2. The country becomes flooded with patent monopolies, embarrassing to bona fide patentees, whose rights are thus invaded from all sides; and not less embarrassing to the community generally, in the use of even the most common machinery and long known improvements in the arts and common manufactures of the country.

3. Out of this interference and collision of patents and privileges, a great number of lawsuits arise, which are daily increasing in an alarming degree, onerous to the courts, ruinous to the parties, and injurious to society.

4. It opens the door to frauds, which have already become extensive and serious. It is represented to the committee that it is not uncommon for persons to copy patented machines in the model room; and having made some slight immaterial alterations, they apply in the next room for patents. There being no power to refuse them, patents are issued of course. Thus prepared they go forth on a retailing expedition, selling out their patent rights for states, counties and townships, to those who have no means at hand of detecting the imposition, and who find, when it is too late, that they have purchased what the venders had no right to sell, and which they obtain thereby no right to use. This speculation in patent rights has become a regular business, and several hundred thousand dollars, it is estimated, are paid annually for void patents, many of which are thus fraudulently obtained.

Exercise: Reproduce the patent passage word for word, starting with "4. It opens" and going on through "thus fraudulently obtained.". Rely only on the patent passage above.

Available data:

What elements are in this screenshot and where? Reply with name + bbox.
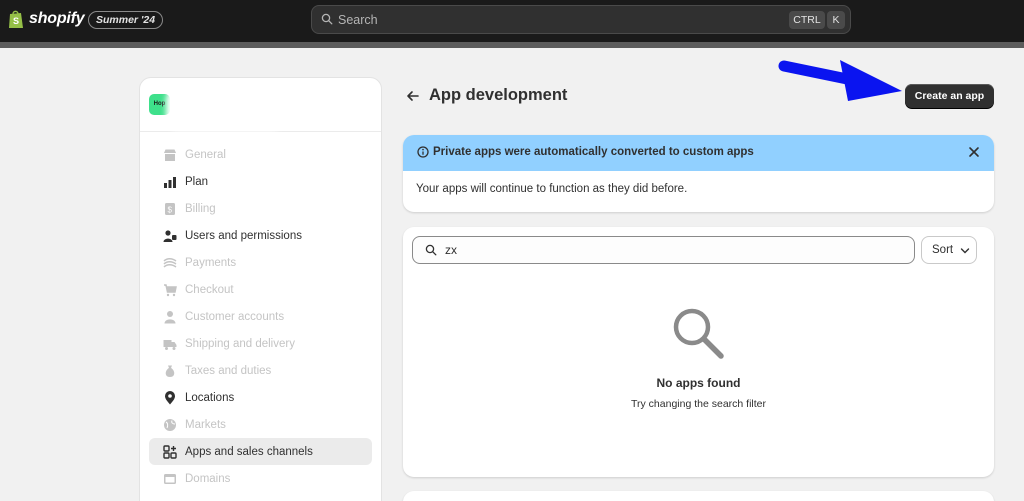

Answer to the exercise:
4. It opens the door to frauds, which have already become extensive and serious. It is represented to the committee that it is not uncommon for persons to copy patented machines in the model room; and having made some slight immaterial alterations, they apply in the next room for patents. There being no power to refuse them, patents are issued of course. Thus prepared they go forth on a retailing expedition, selling out their patent rights for states, counties and townships, to those who have no means at hand of detecting the imposition, and who find, when it is too late, that they have purchased what the venders had no right to sell, and which they obtain thereby no right to use. This speculation in patent rights has become a regular business, and several hundred thousand dollars, it is estimated, are paid annually for void patents, many of which are thus fraudulently obtained.